" La pierre précieuse, voire de grand prix aux yeux de certains, qu'est l'émeraude, se voit insultée par un morceau de verre habilement truqué, s'il ne se rencontre personne qui soit capable de procéder à un examen et de démasquer la faute. Et lorsque de l'airain a été mêlé à l'argent, qui donc, s'il n'est connaisseur, pourra aisément le vérifier ? "(Saint Irénée, Contre les hérésies)


mardi 26 mai 2015

Exemple d'une vision anachronique et erronée du christianisme et du judaïsme

Lors de nos recherches sur Internet, nous avons trouvé un site particulièrement intéressant. Il est en effet intéressant par les erreurs qu’il colporte. Il s’agit du CICAD[1], association qui œuvre contre l’antisémitisme. Un des articles[2] décrit comment le christianisme s’est séparé du judaïsme

Mur des Lamentations

« Deux siècles avant la naissance de Jésus apparaît, au sein du judaïsme, une littérature spirituelle nouvelle selon laquelle la demeure de Dieu est céleste et les institutions traditionnelles ne sont que les reflets des réalités "d'en-haut" et à venir. » 



L’auteur de l’article parle sans doute des écrits apocryphes ou esséniens. Rappelons que le Temple demeure pour tous la seule réalité religieuse, le centre de la religion juive. Seuls les Esséniens prônent la maison de Dieu comme un lieu céleste, considérant le Temple comme souillé par la dynastie asmonéenne. Cependant, les Esséniens créent de nouvelles institutions non comme « reflets des réalités supérieures » mais comme substitutions aux anciennes. En outre, chez les Esséniens comme dans la communauté de Qumrân, l’obéissance à la Loi et les prescriptions de la pureté corporelle sont encore accentuées. Nous sommes loin d’une religion toute spirituelle. La religion reste de manière générale charnelle.

« Jésus, Juif de Palestine, inscrit sa démarche dans la même optique en annonçant le Temple céleste et l'imminence du monde à venir. Il dispense son enseignement autour de la Torah qu'il affirme vouloir approfondir. » 

Notre Seigneur ne parle pas d’approfondissement mais d’accomplissement de la Loi. Son enseignement ne tourne pas autour de la Torah. Il y apporte un regard lumineux, redressant sa compréhension et corrigeant les fausses interprétations. Nous sommes aussi loin des écrits apocryphes et esséniens.

 « Proches de toutes les couches sociales, mais surtout des exclus et des marginalisés […]»

---

CONSIGNE 1 ->
Répondez aux questions suivantes à partir de l'extrait fourni.
(a) Contre quoi œuvre l'association CICAD ?
(b) Quel groupe considère le Temple comme souillé, et par quelle dynastie ?
(c) Selon l'auteur, de quoi Notre Seigneur parle-t-il au lieu d'un approfondissement de la Loi ?
CONSIGNE 2 -> Citez le passage de l'extrait fourni qui commence par « L’auteur de l’article » et va jusqu'à « manière générale charnelle. » inclus.

DONNÉES RECUEILLIES ->
---

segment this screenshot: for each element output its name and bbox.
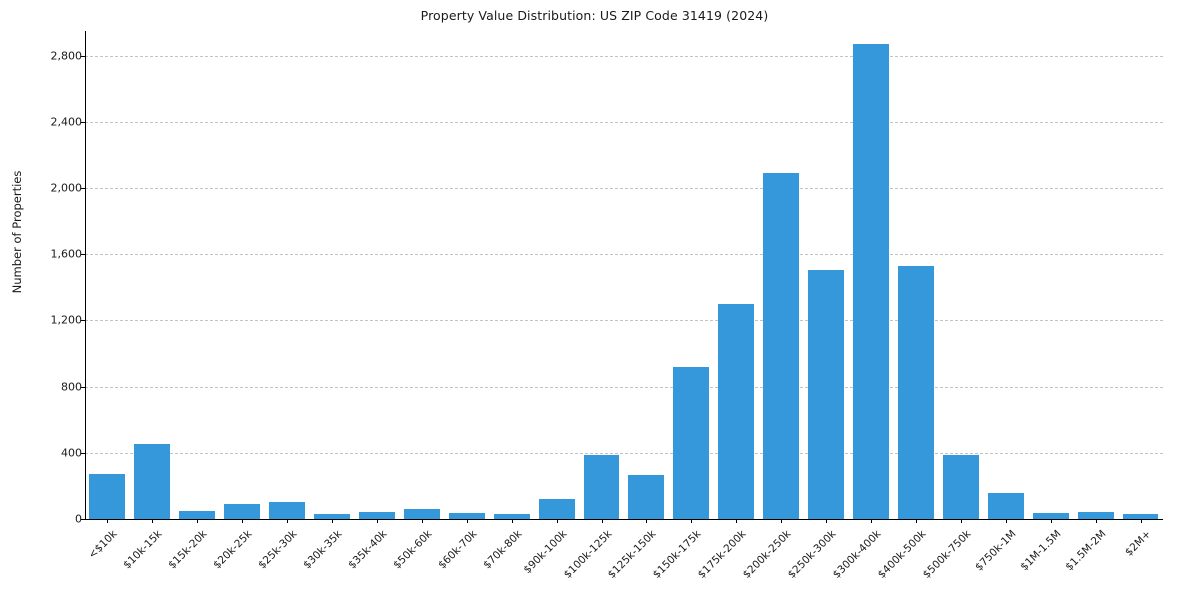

---

RÉPONSE ATTENDUE 1 ->
(a) Contre l'antisémitisme.
(b) Les Esséniens, qui le jugent souillé par la dynastie asmonéenne.
(c) De l'accomplissement de la Loi.

RÉPONSE ATTENDUE 2 ->
L’auteur de l’article parle sans doute des écrits apocryphes ou esséniens. Rappelons que le Temple demeure pour tous la seule réalité religieuse, le centre de la religion juive. Seuls les Esséniens prônent la maison de Dieu comme un lieu céleste, considérant le Temple comme souillé par la dynastie asmonéenne. Cependant, les Esséniens créent de nouvelles institutions non comme « reflets des réalités supérieures » mais comme substitutions aux anciennes. En outre, chez les Esséniens comme dans la communauté de Qumrân, l’obéissance à la Loi et les prescriptions de la pureté corporelle sont encore accentuées. Nous sommes loin d’une religion toute spirituelle. La religion reste de manière générale charnelle.